Request: Using the material below, work out how many lines contain the word "color". Reply with the number and nothing more.

Recorded data:
○ ○ ○ ○

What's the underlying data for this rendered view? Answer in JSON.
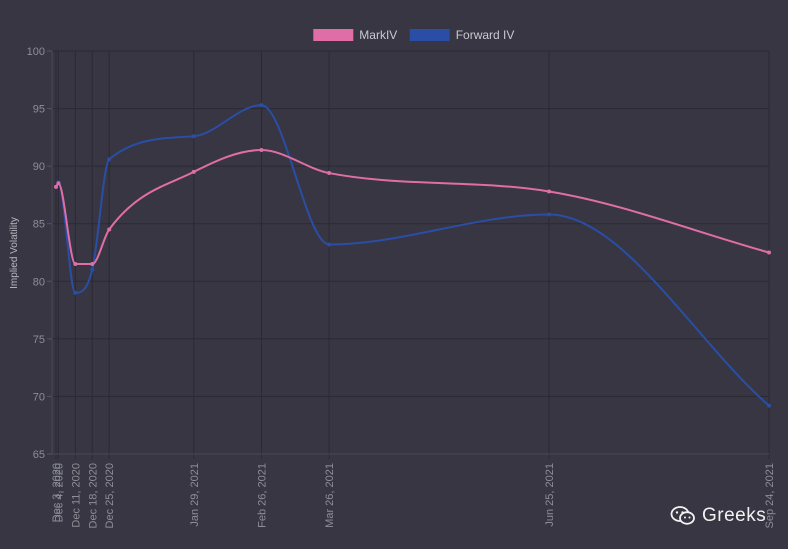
{
  "chart_data": {
    "type": "line",
    "title": "",
    "xlabel": "",
    "ylabel": "Implied Volatility",
    "ylim": [
      65,
      100
    ],
    "yticks": [
      65,
      70,
      75,
      80,
      85,
      90,
      95,
      100
    ],
    "x_axis": "time",
    "x": [
      "2020-12-03",
      "2020-12-04",
      "2020-12-11",
      "2020-12-18",
      "2020-12-25",
      "2021-01-29",
      "2021-02-26",
      "2021-03-26",
      "2021-06-25",
      "2021-09-24"
    ],
    "x_tick_labels": [
      "Dec 3, 2020",
      "Dec 4, 2020",
      "Dec 11, 2020",
      "Dec 18, 2020",
      "Dec 25, 2020",
      "Jan 29, 2021",
      "Feb 26, 2021",
      "Mar 26, 2021",
      "Jun 25, 2021",
      "Sep 24, 2021"
    ],
    "grid": true,
    "legend": "top-center",
    "series": [
      {
        "name": "MarkIV",
        "color": "#e06ea6",
        "values": [
          88.2,
          88.5,
          81.5,
          81.5,
          84.5,
          89.5,
          91.4,
          89.4,
          87.8,
          82.5
        ]
      },
      {
        "name": "Forward IV",
        "color": "#2a4ea6",
        "values": [
          88.2,
          88.6,
          79.0,
          81.0,
          90.6,
          92.6,
          95.3,
          83.2,
          85.8,
          69.2
        ]
      }
    ]
  },
  "watermark": {
    "text": "Greeks",
    "icon": "wechat-icon"
  }
}
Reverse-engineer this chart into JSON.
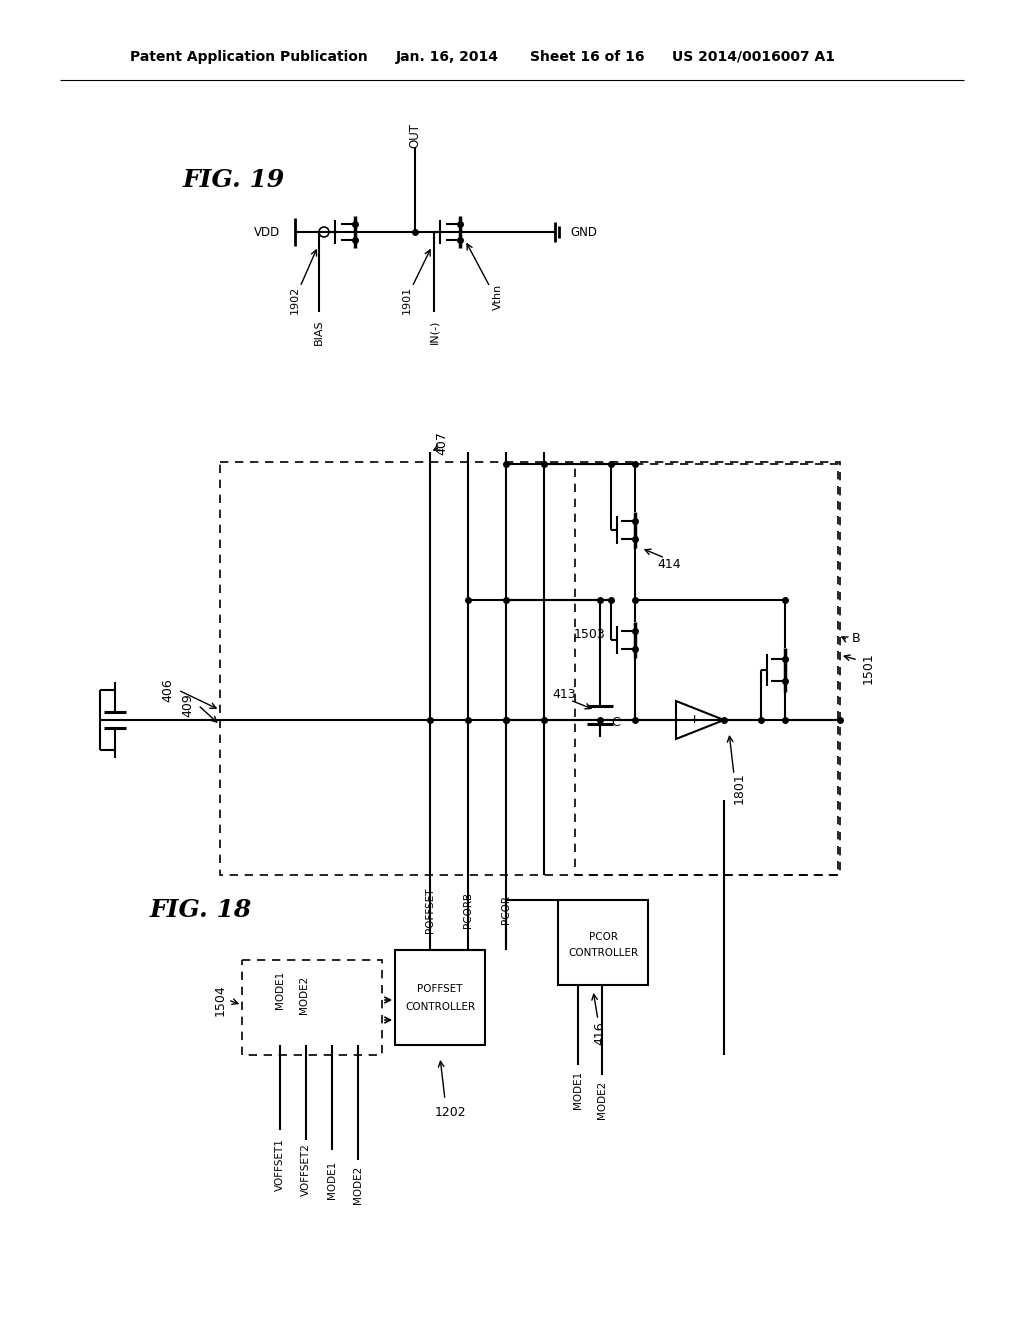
{
  "bg": "#ffffff",
  "lc": "#000000",
  "header_left": "Patent Application Publication",
  "header_mid": "Jan. 16, 2014  Sheet 16 of 16",
  "header_right": "US 2014/0016007 A1"
}
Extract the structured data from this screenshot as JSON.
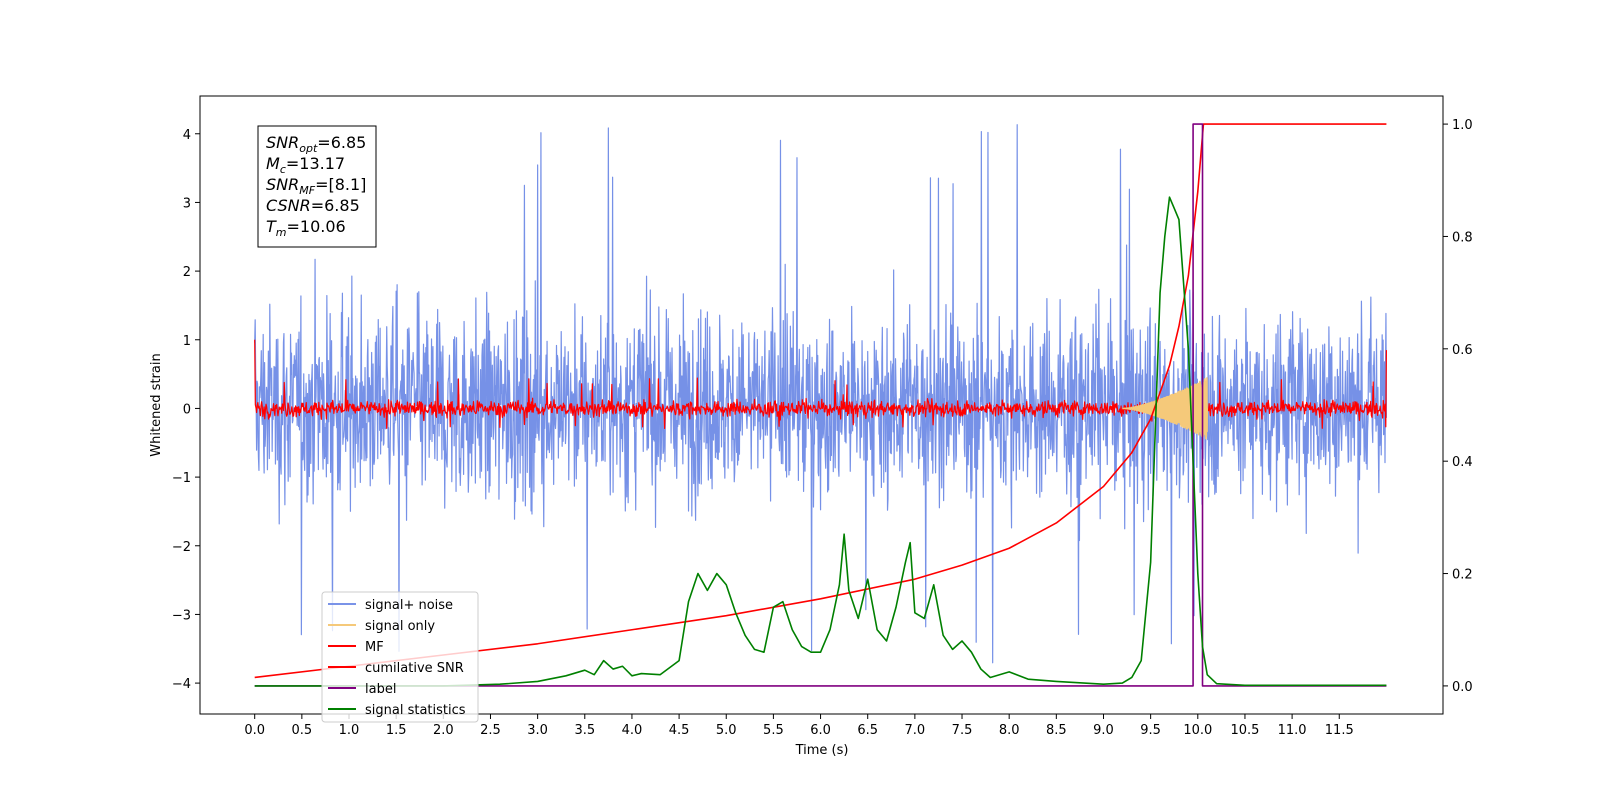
{
  "chart_data": {
    "type": "line",
    "title": "",
    "xlabel": "Time (s)",
    "ylabel": "Whitened strain",
    "y2label": "",
    "xlim": [
      -0.58,
      12.6
    ],
    "ylim": [
      -4.45,
      4.55
    ],
    "y2lim": [
      -0.05,
      1.05
    ],
    "x_ticks": [
      "0.0",
      "0.5",
      "1.0",
      "1.5",
      "2.0",
      "2.5",
      "3.0",
      "3.5",
      "4.0",
      "4.5",
      "5.0",
      "5.5",
      "6.0",
      "6.5",
      "7.0",
      "7.5",
      "8.0",
      "8.5",
      "9.0",
      "9.5",
      "10.0",
      "10.5",
      "11.0",
      "11.5"
    ],
    "y_ticks": [
      "4",
      "3",
      "2",
      "1",
      "0",
      "−1",
      "−2",
      "−3",
      "−4"
    ],
    "y2_ticks": [
      "1.0",
      "0.8",
      "0.6",
      "0.4",
      "0.2",
      "0.0"
    ],
    "grid": false,
    "legend_position": "lower-left",
    "annotation": {
      "lines": [
        {
          "sym": "SNR",
          "sub": "opt",
          "value": "=6.85"
        },
        {
          "sym": "M",
          "sub": "c",
          "value": "=13.17"
        },
        {
          "sym": "SNR",
          "sub": "MF",
          "value": "=[8.1]"
        },
        {
          "sym": "CSNR",
          "sub": "",
          "value": "=6.85"
        },
        {
          "sym": "T",
          "sub": "m",
          "value": "=10.06"
        }
      ]
    },
    "series": [
      {
        "name": "signal+ noise",
        "axis": "left",
        "color": "#6f8be6",
        "kind": "noise",
        "x_range": [
          0.0,
          12.0
        ],
        "band_typical": [
          -1.7,
          1.8
        ],
        "band_peak": [
          -3.8,
          4.2
        ]
      },
      {
        "name": "signal only",
        "axis": "left",
        "color": "#f5c97a",
        "kind": "chirp",
        "x_range": [
          9.2,
          10.1
        ],
        "peak_amplitude": 0.45
      },
      {
        "name": "MF",
        "axis": "left",
        "color": "#ff0000",
        "kind": "noise",
        "x_range": [
          0.0,
          12.0
        ],
        "band_typical": [
          -0.15,
          0.15
        ],
        "band_peak": [
          -0.3,
          0.45
        ],
        "edge_values": [
          1.0,
          0.85
        ]
      },
      {
        "name": "cumilative SNR",
        "axis": "right",
        "color": "#ff0000",
        "kind": "line",
        "x": [
          0.0,
          1.0,
          2.0,
          3.0,
          4.0,
          5.0,
          6.0,
          7.0,
          7.5,
          8.0,
          8.5,
          9.0,
          9.3,
          9.5,
          9.7,
          9.8,
          9.9,
          10.0,
          10.06,
          10.5,
          11.0,
          11.5,
          12.0
        ],
        "values": [
          0.015,
          0.035,
          0.055,
          0.075,
          0.1,
          0.125,
          0.155,
          0.19,
          0.215,
          0.245,
          0.29,
          0.355,
          0.415,
          0.475,
          0.57,
          0.64,
          0.73,
          0.88,
          1.0,
          1.0,
          1.0,
          1.0,
          1.0
        ]
      },
      {
        "name": "label",
        "axis": "right",
        "color": "#800080",
        "kind": "line",
        "x": [
          0.0,
          9.95,
          9.95,
          10.05,
          10.05,
          10.15,
          10.15,
          12.0
        ],
        "values": [
          0.0,
          0.0,
          1.0,
          1.0,
          0.0,
          0.0,
          0.0,
          0.0
        ]
      },
      {
        "name": "signal statistics",
        "axis": "right",
        "color": "#008000",
        "kind": "line",
        "x": [
          0.0,
          2.0,
          2.6,
          3.0,
          3.3,
          3.5,
          3.6,
          3.7,
          3.8,
          3.9,
          4.0,
          4.1,
          4.3,
          4.5,
          4.6,
          4.7,
          4.8,
          4.9,
          5.0,
          5.1,
          5.2,
          5.3,
          5.4,
          5.5,
          5.6,
          5.7,
          5.8,
          5.9,
          6.0,
          6.1,
          6.2,
          6.25,
          6.3,
          6.4,
          6.5,
          6.6,
          6.7,
          6.8,
          6.9,
          6.95,
          7.0,
          7.1,
          7.2,
          7.3,
          7.4,
          7.5,
          7.6,
          7.7,
          7.8,
          8.0,
          8.2,
          8.5,
          9.0,
          9.2,
          9.3,
          9.4,
          9.5,
          9.6,
          9.65,
          9.7,
          9.75,
          9.8,
          9.9,
          10.0,
          10.05,
          10.1,
          10.2,
          10.5,
          12.0
        ],
        "values": [
          0.0,
          0.0,
          0.003,
          0.008,
          0.018,
          0.028,
          0.02,
          0.045,
          0.03,
          0.035,
          0.018,
          0.022,
          0.02,
          0.045,
          0.15,
          0.2,
          0.17,
          0.2,
          0.18,
          0.13,
          0.09,
          0.065,
          0.06,
          0.14,
          0.15,
          0.1,
          0.07,
          0.06,
          0.06,
          0.1,
          0.18,
          0.27,
          0.17,
          0.12,
          0.19,
          0.1,
          0.08,
          0.14,
          0.22,
          0.255,
          0.13,
          0.12,
          0.18,
          0.09,
          0.065,
          0.08,
          0.06,
          0.03,
          0.015,
          0.025,
          0.012,
          0.008,
          0.003,
          0.005,
          0.015,
          0.045,
          0.22,
          0.7,
          0.8,
          0.87,
          0.85,
          0.83,
          0.6,
          0.2,
          0.07,
          0.02,
          0.004,
          0.001,
          0.001
        ]
      }
    ]
  }
}
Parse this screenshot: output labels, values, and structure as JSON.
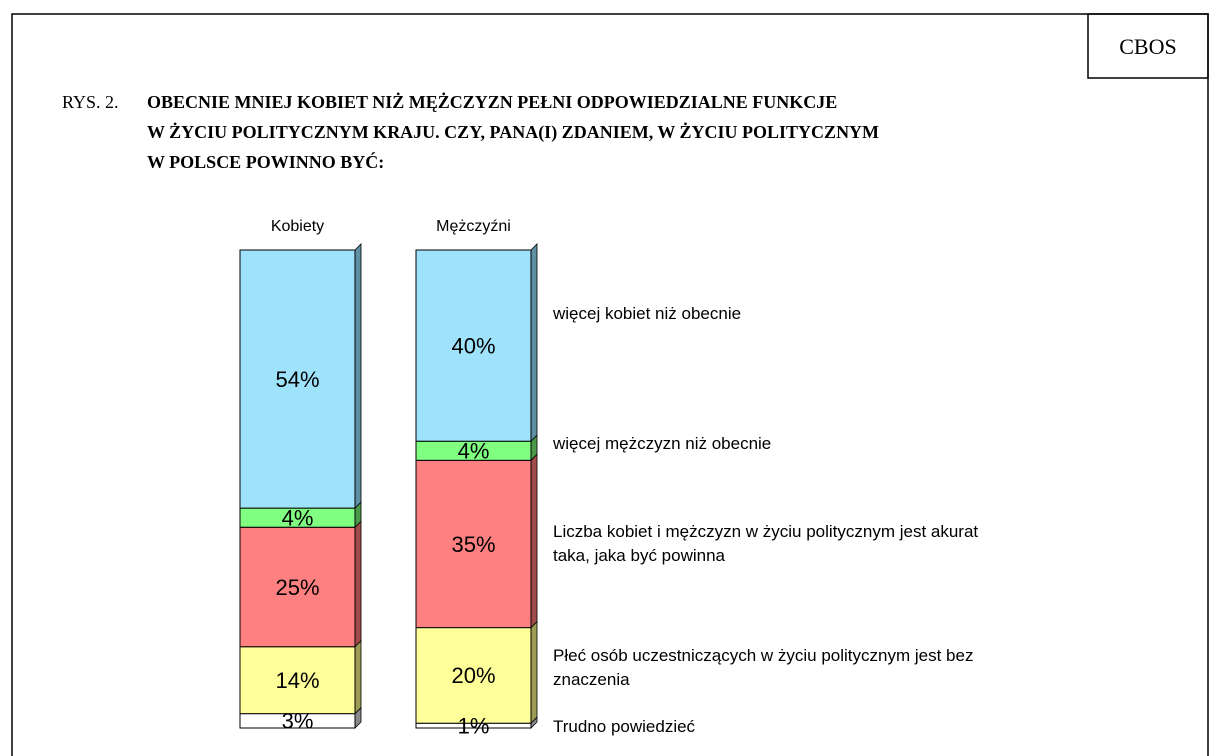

○ ○ ○ ○

Result of the task: 8